### Work to be completed
Search the listing below for the string "Посмотреть" and show each line that contains it.
========================================================================
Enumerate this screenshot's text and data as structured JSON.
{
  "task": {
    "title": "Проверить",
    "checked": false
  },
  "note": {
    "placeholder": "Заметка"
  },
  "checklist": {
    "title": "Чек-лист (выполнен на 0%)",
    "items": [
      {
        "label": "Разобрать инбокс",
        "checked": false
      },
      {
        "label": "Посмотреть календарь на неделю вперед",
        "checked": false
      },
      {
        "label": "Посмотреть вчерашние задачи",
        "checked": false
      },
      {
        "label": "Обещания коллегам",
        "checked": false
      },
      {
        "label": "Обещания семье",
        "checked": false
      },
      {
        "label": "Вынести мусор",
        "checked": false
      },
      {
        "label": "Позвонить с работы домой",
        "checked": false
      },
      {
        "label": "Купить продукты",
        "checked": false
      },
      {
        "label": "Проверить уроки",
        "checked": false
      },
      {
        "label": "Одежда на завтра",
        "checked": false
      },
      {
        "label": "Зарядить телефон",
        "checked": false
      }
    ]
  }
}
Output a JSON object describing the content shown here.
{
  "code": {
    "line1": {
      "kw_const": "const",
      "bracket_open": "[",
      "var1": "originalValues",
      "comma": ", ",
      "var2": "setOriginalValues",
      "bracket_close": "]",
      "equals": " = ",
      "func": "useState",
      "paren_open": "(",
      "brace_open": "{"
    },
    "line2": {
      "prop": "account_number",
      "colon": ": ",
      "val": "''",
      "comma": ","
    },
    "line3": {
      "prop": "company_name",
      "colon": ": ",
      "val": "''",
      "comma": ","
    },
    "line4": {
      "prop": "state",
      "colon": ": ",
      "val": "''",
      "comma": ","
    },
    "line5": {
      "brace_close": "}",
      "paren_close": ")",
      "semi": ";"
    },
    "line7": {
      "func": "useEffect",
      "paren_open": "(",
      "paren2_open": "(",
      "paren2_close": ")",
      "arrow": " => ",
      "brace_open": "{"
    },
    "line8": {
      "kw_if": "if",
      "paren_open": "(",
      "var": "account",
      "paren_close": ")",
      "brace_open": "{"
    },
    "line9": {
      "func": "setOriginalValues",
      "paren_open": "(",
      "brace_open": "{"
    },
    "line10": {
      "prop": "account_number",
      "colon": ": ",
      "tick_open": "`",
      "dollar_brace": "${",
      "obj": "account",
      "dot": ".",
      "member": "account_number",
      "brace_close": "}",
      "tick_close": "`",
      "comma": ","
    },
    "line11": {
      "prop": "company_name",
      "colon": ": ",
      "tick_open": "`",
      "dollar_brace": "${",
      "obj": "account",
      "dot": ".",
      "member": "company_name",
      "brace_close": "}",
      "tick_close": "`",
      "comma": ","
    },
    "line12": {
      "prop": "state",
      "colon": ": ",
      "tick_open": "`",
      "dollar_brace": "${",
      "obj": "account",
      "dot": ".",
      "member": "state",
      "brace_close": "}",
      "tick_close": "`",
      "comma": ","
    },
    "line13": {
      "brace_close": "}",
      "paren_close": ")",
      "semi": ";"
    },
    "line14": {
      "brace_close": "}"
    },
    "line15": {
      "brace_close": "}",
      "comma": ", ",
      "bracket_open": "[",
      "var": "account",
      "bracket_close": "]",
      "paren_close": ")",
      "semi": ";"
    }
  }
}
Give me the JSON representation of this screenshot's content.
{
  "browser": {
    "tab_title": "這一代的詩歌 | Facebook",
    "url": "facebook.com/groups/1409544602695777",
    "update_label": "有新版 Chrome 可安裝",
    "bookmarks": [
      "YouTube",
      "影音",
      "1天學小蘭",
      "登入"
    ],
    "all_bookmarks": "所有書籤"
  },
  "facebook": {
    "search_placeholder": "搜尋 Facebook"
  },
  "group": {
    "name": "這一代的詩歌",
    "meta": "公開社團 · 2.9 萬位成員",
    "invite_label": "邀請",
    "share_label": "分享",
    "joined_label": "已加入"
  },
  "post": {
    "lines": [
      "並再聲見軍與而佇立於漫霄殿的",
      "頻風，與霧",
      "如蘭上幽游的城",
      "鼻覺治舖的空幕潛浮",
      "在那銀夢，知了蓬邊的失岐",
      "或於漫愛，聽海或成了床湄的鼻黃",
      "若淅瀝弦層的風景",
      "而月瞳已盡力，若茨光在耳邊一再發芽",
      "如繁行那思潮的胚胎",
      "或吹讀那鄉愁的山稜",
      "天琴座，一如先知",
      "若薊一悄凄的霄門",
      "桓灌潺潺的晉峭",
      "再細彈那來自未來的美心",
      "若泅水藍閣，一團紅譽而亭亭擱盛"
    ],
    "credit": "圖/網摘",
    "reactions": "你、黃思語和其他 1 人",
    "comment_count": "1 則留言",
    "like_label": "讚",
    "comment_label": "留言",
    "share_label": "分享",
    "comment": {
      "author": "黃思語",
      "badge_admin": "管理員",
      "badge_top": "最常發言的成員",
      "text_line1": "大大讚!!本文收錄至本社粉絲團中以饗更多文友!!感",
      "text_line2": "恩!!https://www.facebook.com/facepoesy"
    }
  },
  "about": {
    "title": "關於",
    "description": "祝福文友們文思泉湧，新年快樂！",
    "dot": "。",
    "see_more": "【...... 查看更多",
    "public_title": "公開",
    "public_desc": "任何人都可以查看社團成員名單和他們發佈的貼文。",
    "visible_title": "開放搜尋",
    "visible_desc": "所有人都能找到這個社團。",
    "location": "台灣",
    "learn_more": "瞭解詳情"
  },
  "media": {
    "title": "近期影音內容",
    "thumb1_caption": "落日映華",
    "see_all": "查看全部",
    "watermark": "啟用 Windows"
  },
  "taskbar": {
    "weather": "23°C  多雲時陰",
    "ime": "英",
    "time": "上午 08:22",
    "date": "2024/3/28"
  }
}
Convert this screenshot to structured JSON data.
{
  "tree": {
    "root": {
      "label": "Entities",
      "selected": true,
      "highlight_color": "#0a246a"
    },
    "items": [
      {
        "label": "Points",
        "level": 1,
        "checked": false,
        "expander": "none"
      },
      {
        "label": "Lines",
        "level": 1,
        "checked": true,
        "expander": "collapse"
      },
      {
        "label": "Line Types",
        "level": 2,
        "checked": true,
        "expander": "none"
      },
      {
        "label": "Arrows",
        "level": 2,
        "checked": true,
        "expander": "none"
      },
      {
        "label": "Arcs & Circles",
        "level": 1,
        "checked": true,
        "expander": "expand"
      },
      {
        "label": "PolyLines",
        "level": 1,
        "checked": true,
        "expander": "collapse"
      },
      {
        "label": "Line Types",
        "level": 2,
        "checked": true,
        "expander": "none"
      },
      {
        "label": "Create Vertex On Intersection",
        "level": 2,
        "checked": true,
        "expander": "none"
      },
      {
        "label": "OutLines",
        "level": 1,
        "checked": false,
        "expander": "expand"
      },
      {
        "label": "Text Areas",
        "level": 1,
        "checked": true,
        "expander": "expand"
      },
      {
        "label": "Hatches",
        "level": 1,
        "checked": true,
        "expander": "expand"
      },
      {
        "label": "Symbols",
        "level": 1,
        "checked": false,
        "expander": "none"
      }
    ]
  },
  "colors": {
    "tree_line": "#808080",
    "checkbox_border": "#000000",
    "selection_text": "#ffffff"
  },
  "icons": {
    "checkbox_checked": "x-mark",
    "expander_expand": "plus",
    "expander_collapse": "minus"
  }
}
========================================================================
### Final result
        "label": "Посмотреть календарь на неделю вперед",
        "label": "Посмотреть вчерашние задачи",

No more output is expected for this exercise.